Your task is to write out the complete listing exactly as it is shown.
+ + + +
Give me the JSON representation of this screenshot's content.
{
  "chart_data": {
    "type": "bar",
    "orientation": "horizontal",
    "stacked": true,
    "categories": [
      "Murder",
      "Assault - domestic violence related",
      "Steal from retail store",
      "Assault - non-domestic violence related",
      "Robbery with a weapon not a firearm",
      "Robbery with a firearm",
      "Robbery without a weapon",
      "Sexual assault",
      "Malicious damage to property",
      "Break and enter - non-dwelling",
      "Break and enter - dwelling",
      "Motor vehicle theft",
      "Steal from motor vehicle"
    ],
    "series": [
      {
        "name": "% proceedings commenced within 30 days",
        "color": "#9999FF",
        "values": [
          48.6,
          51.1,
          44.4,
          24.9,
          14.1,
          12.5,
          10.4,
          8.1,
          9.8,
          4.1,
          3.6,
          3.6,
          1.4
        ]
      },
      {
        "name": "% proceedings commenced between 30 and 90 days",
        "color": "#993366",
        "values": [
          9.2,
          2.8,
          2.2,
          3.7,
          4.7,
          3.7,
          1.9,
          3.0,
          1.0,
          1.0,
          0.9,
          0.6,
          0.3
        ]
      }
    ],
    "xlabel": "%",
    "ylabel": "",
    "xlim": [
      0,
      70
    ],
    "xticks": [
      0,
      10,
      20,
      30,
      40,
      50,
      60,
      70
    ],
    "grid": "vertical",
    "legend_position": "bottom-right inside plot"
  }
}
+ + + +
Solved exercise -
Give me the JSON representation of this screenshot's content.
{
  "chart_data": {
    "type": "bar",
    "orientation": "horizontal",
    "stacked": true,
    "categories": [
      "Murder",
      "Assault - domestic violence related",
      "Steal from retail store",
      "Assault - non-domestic violence related",
      "Robbery with a weapon not a firearm",
      "Robbery with a firearm",
      "Robbery without a weapon",
      "Sexual assault",
      "Malicious damage to property",
      "Break and enter - non-dwelling",
      "Break and enter - dwelling",
      "Motor vehicle theft",
      "Steal from motor vehicle"
    ],
    "series": [
      {
        "name": "% proceedings commenced within 30 days",
        "color": "#9999FF",
        "values": [
          48.6,
          51.1,
          44.4,
          24.9,
          14.1,
          12.5,
          10.4,
          8.1,
          9.8,
          4.1,
          3.6,
          3.6,
          1.4
        ]
      },
      {
        "name": "% proceedings commenced between 30 and 90 days",
        "color": "#993366",
        "values": [
          9.2,
          2.8,
          2.2,
          3.7,
          4.7,
          3.7,
          1.9,
          3.0,
          1.0,
          1.0,
          0.9,
          0.6,
          0.3
        ]
      }
    ],
    "xlabel": "%",
    "ylabel": "",
    "xlim": [
      0,
      70
    ],
    "xticks": [
      0,
      10,
      20,
      30,
      40,
      50,
      60,
      70
    ],
    "grid": "vertical",
    "legend_position": "bottom-right inside plot"
  }
}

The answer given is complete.